*Supplied records*.
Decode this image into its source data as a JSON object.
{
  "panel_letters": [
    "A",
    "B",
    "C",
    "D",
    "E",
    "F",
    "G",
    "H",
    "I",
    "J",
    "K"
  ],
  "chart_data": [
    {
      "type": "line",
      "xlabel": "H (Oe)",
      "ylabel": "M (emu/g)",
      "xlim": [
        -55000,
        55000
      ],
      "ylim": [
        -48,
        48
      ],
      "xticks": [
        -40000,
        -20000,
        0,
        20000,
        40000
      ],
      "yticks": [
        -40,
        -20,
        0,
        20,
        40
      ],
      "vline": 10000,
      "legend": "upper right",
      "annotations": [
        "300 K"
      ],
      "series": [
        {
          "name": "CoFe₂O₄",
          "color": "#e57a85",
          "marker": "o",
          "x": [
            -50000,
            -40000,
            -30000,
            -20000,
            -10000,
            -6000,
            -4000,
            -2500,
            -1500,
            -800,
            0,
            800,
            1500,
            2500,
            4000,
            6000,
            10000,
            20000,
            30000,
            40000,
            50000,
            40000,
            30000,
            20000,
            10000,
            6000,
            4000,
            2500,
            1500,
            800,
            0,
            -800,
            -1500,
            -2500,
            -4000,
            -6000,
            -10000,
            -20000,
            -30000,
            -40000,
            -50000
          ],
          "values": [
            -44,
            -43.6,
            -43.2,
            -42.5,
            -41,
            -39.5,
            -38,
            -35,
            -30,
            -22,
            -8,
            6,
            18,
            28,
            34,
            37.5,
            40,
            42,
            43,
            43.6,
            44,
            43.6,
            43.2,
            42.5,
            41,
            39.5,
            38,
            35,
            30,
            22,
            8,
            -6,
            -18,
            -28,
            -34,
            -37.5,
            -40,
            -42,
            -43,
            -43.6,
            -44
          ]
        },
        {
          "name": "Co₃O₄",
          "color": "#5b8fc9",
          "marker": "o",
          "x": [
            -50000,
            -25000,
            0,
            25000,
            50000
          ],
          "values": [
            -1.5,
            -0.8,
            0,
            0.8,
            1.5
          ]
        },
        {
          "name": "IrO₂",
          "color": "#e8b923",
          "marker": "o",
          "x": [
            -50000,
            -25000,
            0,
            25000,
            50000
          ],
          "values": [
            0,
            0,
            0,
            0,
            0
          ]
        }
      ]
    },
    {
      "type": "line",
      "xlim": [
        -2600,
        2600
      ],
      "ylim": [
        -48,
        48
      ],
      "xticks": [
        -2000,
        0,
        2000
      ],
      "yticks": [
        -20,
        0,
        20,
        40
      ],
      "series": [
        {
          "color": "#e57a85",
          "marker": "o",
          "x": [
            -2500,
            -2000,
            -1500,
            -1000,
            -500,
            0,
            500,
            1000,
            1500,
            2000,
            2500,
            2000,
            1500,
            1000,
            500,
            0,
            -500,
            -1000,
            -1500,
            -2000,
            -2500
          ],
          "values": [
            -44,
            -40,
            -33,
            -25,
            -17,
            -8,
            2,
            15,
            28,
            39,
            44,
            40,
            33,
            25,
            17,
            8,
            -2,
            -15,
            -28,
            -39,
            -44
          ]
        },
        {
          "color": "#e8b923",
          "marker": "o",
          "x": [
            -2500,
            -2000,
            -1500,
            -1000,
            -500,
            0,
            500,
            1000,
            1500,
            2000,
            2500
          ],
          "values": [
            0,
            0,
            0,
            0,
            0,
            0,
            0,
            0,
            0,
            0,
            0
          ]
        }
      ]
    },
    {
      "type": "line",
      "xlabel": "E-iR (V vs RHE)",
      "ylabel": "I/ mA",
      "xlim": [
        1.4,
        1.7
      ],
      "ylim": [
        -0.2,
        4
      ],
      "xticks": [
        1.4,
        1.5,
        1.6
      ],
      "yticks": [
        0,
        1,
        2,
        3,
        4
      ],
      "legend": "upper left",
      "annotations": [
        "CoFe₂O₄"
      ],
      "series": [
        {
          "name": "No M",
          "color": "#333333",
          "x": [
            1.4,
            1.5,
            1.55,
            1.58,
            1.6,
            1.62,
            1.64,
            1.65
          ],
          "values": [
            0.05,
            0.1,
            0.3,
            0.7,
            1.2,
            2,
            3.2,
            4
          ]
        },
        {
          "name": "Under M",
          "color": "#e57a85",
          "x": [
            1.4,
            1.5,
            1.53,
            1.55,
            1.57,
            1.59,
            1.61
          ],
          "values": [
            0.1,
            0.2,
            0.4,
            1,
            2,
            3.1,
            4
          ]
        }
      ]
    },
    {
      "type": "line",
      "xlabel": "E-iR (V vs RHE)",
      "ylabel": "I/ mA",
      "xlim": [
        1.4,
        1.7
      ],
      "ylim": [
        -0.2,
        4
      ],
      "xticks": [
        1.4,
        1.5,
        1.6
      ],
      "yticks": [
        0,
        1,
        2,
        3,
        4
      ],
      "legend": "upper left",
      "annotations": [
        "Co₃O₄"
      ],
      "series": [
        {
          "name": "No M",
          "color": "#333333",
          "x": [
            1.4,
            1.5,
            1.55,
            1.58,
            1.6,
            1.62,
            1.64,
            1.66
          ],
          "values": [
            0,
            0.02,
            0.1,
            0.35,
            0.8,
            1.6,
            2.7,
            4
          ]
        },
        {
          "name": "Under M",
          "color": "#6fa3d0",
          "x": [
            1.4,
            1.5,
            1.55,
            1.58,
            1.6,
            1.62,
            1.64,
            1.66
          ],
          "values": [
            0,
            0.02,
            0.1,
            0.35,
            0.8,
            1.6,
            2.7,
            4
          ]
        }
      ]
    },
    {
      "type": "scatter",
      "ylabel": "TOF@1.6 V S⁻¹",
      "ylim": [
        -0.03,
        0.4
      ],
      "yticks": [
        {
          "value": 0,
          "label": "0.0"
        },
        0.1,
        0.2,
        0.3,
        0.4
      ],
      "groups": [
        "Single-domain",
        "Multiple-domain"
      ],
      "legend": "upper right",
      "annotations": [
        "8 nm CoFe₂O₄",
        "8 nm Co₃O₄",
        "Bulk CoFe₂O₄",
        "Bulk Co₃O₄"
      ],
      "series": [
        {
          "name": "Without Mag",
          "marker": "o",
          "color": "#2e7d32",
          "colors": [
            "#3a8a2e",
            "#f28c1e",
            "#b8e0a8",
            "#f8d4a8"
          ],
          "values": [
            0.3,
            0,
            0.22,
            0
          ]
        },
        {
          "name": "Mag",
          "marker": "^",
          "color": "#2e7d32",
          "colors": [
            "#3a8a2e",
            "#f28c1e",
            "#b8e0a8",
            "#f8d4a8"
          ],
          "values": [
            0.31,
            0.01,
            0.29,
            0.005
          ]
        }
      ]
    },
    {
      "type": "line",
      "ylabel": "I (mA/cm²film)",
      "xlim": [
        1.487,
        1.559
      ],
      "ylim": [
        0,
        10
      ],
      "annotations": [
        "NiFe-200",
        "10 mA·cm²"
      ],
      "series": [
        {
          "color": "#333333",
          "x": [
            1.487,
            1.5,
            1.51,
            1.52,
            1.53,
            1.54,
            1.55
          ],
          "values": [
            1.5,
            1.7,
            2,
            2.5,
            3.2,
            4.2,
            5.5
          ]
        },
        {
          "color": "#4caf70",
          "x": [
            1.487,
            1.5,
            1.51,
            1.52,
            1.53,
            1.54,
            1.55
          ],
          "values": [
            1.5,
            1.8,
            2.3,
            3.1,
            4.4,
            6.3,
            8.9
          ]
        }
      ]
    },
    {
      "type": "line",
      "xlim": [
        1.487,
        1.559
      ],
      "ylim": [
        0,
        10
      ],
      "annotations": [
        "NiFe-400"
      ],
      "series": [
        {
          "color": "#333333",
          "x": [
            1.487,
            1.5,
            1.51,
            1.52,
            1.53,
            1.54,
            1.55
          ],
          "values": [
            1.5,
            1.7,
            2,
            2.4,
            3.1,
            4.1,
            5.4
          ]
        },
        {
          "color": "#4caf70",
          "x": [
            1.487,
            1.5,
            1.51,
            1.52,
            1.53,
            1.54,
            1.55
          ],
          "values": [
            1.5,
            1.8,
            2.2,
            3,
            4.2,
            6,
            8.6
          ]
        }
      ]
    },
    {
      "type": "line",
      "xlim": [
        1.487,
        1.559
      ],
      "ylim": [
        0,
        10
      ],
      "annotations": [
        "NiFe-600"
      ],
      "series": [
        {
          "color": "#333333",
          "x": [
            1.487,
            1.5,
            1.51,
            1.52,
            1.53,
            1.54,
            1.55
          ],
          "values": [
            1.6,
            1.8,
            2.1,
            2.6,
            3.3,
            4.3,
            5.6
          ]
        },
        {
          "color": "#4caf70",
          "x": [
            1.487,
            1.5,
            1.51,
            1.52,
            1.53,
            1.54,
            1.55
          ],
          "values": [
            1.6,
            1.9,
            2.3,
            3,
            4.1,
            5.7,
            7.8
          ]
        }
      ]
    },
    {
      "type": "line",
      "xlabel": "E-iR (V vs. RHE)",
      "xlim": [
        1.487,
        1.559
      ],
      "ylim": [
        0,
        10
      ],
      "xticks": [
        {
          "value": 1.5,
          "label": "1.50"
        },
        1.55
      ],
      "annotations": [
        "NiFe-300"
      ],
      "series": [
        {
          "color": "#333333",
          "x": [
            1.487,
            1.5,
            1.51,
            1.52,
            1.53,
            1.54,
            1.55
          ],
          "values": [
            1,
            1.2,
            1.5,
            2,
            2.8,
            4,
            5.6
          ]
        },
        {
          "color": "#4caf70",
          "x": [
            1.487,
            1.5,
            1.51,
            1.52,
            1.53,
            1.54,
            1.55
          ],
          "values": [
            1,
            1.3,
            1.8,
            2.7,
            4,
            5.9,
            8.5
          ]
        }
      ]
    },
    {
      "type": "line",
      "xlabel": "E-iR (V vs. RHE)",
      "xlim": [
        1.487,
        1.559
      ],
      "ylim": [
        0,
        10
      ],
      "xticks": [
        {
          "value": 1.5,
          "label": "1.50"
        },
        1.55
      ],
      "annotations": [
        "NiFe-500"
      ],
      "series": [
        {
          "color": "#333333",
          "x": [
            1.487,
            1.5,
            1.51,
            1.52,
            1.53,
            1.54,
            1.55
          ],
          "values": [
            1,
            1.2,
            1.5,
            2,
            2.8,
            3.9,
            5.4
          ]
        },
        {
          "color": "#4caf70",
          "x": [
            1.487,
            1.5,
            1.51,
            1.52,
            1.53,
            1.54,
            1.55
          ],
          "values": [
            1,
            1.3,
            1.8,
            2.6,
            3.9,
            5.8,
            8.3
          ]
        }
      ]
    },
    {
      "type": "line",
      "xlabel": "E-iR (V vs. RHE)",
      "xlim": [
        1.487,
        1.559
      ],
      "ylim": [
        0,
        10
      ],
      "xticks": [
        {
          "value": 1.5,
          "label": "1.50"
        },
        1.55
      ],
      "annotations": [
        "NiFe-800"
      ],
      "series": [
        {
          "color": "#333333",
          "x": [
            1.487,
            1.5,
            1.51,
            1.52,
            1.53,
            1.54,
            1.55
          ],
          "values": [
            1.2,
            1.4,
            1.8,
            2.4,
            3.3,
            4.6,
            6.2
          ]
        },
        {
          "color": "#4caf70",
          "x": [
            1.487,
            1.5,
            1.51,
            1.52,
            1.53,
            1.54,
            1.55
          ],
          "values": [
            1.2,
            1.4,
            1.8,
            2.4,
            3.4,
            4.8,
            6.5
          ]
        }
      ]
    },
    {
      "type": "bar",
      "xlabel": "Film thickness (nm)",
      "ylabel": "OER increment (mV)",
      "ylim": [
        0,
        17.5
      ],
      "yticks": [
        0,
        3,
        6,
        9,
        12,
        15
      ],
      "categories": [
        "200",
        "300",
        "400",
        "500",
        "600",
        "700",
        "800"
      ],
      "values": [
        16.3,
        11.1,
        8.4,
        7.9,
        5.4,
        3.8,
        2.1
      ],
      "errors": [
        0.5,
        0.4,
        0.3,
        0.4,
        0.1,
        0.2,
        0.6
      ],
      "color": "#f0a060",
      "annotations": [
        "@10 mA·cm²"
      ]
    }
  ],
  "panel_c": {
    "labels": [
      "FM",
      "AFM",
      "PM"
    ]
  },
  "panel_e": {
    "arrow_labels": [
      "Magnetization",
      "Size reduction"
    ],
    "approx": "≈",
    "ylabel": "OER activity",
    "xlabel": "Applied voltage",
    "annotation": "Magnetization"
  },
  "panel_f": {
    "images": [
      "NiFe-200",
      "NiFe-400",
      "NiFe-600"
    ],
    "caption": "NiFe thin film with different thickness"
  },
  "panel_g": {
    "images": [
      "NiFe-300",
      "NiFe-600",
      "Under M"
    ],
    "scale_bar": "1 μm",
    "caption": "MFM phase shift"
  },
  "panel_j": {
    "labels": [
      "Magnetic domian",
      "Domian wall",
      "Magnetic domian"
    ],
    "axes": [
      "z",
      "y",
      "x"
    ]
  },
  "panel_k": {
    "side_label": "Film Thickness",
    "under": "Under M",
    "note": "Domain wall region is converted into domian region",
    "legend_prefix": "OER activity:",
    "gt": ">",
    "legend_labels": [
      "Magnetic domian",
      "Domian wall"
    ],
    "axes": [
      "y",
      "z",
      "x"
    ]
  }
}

*Problem description*.
From the data above, copy out every line with the string "into" in it.

*Task solution*.
Decode this image into its source data as a JSON object.
    "note": "Domain wall region is converted into domian region",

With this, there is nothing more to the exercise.